● Records for this exercise
● ● ●

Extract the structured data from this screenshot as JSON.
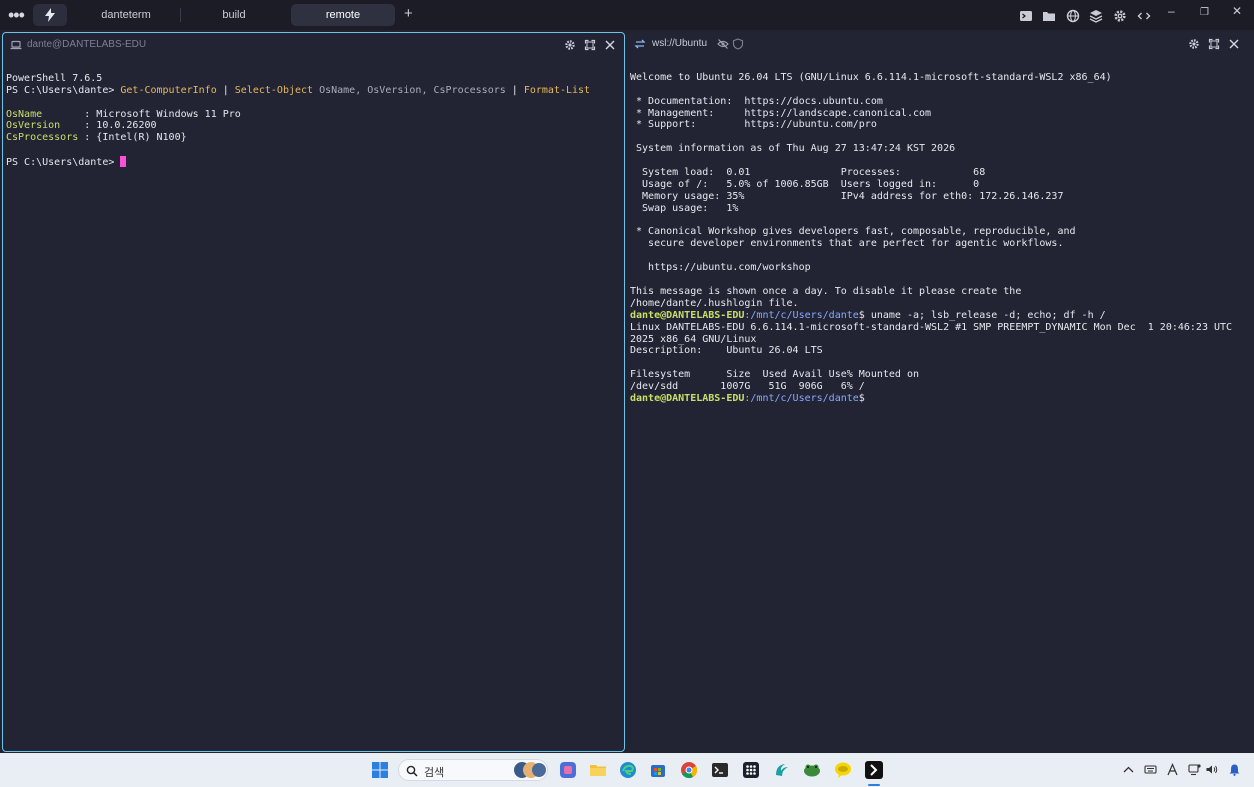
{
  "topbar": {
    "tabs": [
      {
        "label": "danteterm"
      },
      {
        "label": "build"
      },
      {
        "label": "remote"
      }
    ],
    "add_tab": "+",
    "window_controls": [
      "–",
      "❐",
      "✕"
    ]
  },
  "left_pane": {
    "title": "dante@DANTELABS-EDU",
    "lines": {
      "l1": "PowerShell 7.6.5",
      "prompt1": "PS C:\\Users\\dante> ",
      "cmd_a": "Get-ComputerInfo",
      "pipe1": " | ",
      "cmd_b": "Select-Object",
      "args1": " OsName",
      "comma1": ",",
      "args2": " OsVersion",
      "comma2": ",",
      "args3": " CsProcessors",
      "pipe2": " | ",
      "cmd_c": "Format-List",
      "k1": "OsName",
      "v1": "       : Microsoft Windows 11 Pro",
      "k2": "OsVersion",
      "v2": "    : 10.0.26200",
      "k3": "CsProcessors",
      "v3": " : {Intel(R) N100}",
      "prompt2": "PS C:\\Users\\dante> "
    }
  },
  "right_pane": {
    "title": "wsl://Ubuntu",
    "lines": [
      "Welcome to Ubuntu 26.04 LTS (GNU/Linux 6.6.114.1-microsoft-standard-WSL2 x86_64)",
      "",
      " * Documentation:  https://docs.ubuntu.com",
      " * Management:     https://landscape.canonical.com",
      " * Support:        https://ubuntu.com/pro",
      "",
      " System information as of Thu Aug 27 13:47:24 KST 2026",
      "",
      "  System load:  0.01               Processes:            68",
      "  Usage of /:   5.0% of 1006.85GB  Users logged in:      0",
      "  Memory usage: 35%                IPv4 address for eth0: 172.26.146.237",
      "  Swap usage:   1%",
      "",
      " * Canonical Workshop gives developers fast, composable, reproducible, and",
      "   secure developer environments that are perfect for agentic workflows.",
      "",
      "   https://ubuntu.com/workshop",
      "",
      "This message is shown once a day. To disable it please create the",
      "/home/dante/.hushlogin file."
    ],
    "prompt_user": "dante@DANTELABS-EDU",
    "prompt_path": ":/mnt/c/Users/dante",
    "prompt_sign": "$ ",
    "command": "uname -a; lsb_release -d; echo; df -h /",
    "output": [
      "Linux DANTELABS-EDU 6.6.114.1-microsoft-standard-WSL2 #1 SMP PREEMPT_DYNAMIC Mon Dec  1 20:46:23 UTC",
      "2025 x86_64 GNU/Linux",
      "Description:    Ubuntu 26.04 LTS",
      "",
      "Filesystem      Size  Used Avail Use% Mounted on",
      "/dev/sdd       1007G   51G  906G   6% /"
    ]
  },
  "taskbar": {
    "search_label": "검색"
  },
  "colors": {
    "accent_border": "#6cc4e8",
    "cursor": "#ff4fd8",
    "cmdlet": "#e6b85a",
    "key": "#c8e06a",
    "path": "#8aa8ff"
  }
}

● ● ●

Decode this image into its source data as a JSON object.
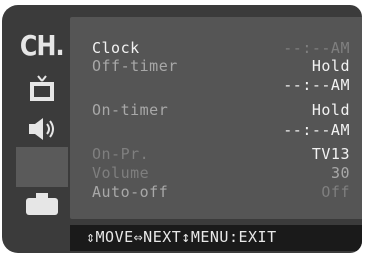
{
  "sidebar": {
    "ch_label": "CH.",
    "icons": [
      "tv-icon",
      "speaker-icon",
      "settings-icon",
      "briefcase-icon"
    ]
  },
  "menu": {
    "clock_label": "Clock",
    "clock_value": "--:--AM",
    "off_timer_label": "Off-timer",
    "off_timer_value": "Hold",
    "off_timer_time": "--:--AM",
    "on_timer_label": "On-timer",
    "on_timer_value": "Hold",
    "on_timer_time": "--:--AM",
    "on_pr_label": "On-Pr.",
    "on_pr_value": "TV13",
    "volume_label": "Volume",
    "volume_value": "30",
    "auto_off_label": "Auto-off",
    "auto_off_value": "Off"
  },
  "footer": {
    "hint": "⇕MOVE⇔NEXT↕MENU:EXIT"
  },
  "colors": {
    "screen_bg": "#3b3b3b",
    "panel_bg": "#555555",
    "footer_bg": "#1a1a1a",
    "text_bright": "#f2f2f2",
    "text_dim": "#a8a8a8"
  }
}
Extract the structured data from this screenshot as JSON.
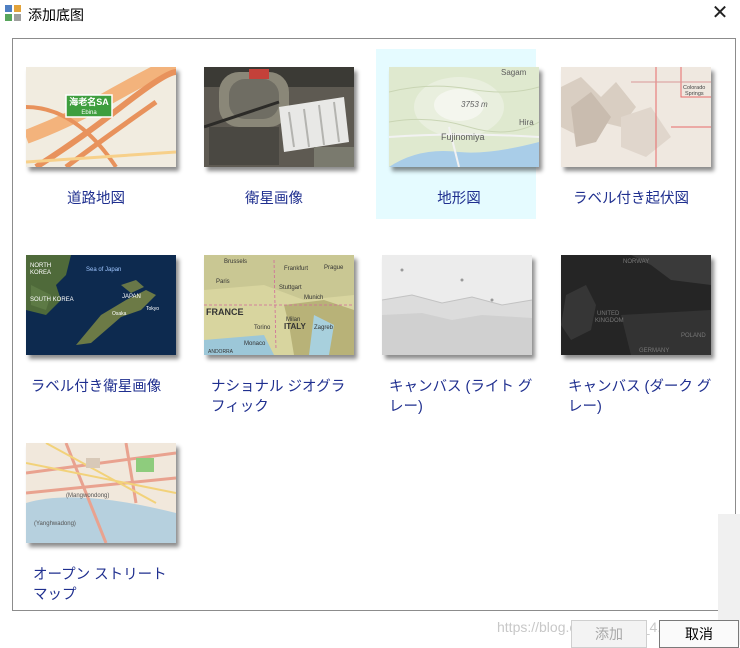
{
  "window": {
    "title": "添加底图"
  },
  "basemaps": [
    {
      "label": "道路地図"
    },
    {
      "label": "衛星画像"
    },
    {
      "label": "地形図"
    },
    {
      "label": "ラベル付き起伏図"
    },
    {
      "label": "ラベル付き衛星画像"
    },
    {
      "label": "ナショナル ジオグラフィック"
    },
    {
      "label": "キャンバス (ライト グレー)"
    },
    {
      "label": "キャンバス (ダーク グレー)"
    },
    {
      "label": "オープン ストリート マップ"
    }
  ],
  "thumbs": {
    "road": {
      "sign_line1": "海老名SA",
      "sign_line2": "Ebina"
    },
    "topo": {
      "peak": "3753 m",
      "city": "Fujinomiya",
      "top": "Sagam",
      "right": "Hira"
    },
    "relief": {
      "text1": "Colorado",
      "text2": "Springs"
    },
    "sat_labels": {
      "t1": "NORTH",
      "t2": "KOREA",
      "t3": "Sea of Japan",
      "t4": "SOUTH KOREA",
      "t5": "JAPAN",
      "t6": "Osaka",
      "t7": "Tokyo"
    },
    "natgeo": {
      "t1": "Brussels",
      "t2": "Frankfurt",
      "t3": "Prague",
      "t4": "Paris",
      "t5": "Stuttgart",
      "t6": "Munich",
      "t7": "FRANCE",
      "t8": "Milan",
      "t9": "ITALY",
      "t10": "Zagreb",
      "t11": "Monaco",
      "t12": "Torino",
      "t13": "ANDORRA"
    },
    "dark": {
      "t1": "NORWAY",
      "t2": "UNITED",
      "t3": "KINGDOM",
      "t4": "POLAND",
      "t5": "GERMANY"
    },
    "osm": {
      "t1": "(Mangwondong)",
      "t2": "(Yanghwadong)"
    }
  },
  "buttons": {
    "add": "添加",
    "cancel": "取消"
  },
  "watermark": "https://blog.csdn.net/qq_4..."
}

● ● ●

Gather all lines with the string "キャンバス" from the data.

● Right answer
      "label": "キャンバス (ライト グレー)"
      "label": "キャンバス (ダーク グレー)"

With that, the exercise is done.